Consigne donnée: Mettez à jour les lignes allant du début des données jusqu'à la ligne contenant "Text: $88,125: $88,125 [254, 172, 297, 182]", celle-ci comprise, en remplaçant "Background" par "Foreground". Reproduisez ces lignes sans autre modification.

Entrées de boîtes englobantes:
——————
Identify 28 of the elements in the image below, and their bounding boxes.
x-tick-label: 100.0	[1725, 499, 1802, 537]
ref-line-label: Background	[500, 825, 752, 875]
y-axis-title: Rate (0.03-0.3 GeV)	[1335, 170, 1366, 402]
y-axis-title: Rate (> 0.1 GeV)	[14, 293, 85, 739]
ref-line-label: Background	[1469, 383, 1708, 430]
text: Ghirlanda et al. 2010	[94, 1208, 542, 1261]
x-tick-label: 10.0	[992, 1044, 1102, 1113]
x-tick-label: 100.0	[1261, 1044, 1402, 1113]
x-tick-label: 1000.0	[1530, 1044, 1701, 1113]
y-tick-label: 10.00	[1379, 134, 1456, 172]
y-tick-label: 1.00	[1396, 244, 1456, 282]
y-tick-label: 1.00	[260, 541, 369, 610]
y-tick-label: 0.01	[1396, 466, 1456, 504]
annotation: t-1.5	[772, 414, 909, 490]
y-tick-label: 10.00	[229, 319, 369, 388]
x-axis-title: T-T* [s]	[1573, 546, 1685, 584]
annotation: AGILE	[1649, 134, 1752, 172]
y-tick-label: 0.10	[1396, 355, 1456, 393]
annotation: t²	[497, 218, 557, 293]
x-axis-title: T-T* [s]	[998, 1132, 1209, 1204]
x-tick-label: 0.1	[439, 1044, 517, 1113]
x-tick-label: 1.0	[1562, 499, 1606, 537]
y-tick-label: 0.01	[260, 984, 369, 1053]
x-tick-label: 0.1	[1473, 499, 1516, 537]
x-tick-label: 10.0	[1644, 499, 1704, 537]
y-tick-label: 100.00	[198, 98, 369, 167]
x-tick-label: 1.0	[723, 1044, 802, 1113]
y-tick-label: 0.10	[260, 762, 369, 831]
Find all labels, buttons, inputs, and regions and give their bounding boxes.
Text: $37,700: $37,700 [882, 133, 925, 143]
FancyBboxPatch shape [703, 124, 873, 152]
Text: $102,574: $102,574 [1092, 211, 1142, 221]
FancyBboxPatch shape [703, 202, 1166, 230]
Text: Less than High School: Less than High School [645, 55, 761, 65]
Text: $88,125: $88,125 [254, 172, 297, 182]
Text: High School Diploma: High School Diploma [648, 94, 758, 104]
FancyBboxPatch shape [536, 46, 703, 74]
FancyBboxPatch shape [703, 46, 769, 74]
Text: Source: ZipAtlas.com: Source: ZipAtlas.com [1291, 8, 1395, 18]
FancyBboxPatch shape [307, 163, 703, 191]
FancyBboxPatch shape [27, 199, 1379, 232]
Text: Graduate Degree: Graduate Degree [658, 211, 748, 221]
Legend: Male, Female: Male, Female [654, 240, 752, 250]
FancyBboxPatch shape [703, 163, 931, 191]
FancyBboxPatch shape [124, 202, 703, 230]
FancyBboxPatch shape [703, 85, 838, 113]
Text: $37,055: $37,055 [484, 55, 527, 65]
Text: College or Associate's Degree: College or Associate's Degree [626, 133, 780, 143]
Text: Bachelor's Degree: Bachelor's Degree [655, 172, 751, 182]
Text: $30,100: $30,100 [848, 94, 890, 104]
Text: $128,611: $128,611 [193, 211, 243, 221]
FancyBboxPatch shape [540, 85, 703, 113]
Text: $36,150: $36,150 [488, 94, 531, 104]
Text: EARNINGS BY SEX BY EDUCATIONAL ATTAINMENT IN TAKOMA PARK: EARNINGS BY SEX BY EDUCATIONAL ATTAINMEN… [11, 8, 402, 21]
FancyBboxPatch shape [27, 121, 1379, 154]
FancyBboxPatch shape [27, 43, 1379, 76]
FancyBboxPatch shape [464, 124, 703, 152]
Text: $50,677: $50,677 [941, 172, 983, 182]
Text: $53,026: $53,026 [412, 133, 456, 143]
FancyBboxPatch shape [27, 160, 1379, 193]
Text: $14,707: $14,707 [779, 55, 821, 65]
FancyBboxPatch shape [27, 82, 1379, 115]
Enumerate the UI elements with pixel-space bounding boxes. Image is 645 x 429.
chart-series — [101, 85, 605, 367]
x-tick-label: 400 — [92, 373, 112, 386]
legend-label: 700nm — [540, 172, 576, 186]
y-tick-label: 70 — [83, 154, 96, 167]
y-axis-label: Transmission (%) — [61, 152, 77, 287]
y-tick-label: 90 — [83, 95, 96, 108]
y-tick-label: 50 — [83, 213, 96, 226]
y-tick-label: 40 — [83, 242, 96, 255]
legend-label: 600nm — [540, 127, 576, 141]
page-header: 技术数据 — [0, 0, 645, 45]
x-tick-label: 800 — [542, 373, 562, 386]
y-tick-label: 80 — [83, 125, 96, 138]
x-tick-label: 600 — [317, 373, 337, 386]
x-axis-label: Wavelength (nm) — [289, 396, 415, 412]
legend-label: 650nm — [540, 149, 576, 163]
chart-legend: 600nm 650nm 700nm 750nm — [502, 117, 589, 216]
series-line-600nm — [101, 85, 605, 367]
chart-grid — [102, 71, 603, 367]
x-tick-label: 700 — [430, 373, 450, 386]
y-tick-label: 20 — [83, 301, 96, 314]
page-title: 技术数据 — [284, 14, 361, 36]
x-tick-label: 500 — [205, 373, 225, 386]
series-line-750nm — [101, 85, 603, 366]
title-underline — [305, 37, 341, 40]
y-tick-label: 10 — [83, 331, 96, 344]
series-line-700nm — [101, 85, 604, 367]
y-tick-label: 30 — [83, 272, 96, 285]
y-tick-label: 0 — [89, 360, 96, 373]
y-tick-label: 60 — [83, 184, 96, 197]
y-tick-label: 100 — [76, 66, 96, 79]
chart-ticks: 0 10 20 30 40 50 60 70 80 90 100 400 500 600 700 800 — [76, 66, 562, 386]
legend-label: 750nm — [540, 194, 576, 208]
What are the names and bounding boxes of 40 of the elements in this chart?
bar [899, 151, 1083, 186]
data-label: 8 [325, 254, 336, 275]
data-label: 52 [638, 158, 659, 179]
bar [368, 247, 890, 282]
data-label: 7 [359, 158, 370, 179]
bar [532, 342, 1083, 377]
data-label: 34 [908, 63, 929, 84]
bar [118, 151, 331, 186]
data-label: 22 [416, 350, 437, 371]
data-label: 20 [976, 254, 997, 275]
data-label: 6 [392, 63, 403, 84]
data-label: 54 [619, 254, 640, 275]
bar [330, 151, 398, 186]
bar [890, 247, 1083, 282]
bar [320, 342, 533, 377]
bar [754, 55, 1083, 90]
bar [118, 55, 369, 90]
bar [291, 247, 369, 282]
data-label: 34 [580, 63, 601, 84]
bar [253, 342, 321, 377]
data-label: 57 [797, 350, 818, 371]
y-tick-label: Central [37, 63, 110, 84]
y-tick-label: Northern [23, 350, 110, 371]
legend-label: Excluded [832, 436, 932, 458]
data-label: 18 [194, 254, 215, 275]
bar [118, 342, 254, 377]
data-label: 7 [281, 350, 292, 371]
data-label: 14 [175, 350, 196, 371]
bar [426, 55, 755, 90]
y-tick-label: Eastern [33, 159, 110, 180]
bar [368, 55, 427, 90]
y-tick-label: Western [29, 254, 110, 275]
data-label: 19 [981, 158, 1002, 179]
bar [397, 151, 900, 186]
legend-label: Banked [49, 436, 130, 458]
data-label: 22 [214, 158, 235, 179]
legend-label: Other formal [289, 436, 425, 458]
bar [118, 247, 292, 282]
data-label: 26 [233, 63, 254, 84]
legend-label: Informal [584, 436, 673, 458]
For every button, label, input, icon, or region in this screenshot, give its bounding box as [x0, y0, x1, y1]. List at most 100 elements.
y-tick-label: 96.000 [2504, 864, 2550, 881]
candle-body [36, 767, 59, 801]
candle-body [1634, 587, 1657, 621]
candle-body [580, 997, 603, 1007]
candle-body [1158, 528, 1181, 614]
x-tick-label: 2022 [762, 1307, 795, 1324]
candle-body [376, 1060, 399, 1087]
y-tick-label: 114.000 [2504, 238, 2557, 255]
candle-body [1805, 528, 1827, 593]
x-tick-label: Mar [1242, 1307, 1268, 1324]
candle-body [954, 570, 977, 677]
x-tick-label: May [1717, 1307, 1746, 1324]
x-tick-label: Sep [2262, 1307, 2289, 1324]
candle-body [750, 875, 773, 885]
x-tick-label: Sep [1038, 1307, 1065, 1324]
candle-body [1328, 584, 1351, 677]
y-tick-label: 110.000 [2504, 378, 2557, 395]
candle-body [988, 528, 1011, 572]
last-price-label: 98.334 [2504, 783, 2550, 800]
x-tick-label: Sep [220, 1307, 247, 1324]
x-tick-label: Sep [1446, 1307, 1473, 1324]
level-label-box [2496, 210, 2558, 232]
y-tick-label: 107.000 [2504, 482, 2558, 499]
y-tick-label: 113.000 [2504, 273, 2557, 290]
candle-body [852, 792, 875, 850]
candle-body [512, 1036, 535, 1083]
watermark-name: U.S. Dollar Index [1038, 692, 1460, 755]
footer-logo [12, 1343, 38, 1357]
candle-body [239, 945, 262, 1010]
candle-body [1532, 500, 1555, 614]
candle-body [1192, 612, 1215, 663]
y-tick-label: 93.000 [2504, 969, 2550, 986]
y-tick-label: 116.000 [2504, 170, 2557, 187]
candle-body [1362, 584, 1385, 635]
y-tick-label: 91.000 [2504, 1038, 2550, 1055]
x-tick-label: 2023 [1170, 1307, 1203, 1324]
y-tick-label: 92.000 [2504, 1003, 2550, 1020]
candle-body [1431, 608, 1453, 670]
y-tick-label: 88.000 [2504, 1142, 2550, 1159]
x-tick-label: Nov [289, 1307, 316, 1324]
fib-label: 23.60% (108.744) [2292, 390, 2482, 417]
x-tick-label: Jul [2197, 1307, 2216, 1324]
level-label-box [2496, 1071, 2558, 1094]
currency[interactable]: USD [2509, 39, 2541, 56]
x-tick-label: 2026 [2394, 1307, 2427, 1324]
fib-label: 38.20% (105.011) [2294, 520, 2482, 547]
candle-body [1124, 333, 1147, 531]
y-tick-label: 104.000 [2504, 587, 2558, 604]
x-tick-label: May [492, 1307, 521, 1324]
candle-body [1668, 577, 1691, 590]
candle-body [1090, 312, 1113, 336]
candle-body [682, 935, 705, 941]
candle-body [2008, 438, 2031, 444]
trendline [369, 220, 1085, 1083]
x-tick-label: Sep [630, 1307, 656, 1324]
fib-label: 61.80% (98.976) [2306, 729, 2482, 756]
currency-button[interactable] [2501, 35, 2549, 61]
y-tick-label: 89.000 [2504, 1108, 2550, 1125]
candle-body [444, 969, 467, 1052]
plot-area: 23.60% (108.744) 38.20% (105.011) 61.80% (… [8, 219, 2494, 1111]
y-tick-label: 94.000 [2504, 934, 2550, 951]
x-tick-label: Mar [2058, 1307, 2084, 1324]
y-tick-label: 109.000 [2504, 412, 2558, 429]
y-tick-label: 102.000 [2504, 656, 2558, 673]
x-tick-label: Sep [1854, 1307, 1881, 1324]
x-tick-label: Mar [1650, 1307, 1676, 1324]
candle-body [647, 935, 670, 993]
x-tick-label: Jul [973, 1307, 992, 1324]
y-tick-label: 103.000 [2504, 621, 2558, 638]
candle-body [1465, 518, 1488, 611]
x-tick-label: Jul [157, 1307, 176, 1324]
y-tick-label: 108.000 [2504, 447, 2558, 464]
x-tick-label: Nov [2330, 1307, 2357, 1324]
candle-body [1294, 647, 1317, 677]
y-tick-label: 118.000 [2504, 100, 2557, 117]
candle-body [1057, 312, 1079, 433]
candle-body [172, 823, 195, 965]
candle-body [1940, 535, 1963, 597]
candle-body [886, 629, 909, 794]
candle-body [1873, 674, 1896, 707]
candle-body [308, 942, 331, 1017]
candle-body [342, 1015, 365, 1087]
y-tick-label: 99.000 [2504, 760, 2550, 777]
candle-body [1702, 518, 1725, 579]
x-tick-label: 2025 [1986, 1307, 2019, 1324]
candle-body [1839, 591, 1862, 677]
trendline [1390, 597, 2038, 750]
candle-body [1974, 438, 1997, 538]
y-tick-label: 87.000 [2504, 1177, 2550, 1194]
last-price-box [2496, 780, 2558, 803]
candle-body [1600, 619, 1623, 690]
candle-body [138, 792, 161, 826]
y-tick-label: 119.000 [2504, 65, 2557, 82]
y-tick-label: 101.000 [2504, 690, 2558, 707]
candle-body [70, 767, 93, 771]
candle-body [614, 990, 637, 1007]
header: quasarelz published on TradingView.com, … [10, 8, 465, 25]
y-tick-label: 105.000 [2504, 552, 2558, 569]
——————
Réponse:
Identify 28 of the elements in the image below, and their bounding boxes.
x-tick-label: 100.0	[1725, 499, 1802, 537]
ref-line-label: Foreground	[500, 825, 752, 875]
y-axis-title: Rate (0.03-0.3 GeV)	[1335, 170, 1366, 402]
y-axis-title: Rate (> 0.1 GeV)	[14, 293, 85, 739]
ref-line-label: Foreground	[1469, 383, 1708, 430]
text: Ghirlanda et al. 2010	[94, 1208, 542, 1261]
x-tick-label: 10.0	[992, 1044, 1102, 1113]
x-tick-label: 100.0	[1261, 1044, 1402, 1113]
x-tick-label: 1000.0	[1530, 1044, 1701, 1113]
y-tick-label: 10.00	[1379, 134, 1456, 172]
y-tick-label: 1.00	[1396, 244, 1456, 282]
y-tick-label: 1.00	[260, 541, 369, 610]
y-tick-label: 0.01	[1396, 466, 1456, 504]
annotation: t-1.5	[772, 414, 909, 490]
y-tick-label: 10.00	[229, 319, 369, 388]
x-axis-title: T-T* [s]	[1573, 546, 1685, 584]
annotation: AGILE	[1649, 134, 1752, 172]
y-tick-label: 0.10	[1396, 355, 1456, 393]
annotation: t²	[497, 218, 557, 293]
x-axis-title: T-T* [s]	[998, 1132, 1209, 1204]
x-tick-label: 0.1	[439, 1044, 517, 1113]
x-tick-label: 1.0	[1562, 499, 1606, 537]
y-tick-label: 0.01	[260, 984, 369, 1053]
x-tick-label: 0.1	[1473, 499, 1516, 537]
x-tick-label: 10.0	[1644, 499, 1704, 537]
y-tick-label: 100.00	[198, 98, 369, 167]
x-tick-label: 1.0	[723, 1044, 802, 1113]
y-tick-label: 0.10	[260, 762, 369, 831]
Find all labels, buttons, inputs, and regions and give their bounding boxes.
Text: $37,700: $37,700 [882, 133, 925, 143]
FancyBboxPatch shape [703, 124, 873, 152]
Text: $102,574: $102,574 [1092, 211, 1142, 221]
FancyBboxPatch shape [703, 202, 1166, 230]
Text: Less than High School: Less than High School [645, 55, 761, 65]
Text: $88,125: $88,125 [254, 172, 297, 182]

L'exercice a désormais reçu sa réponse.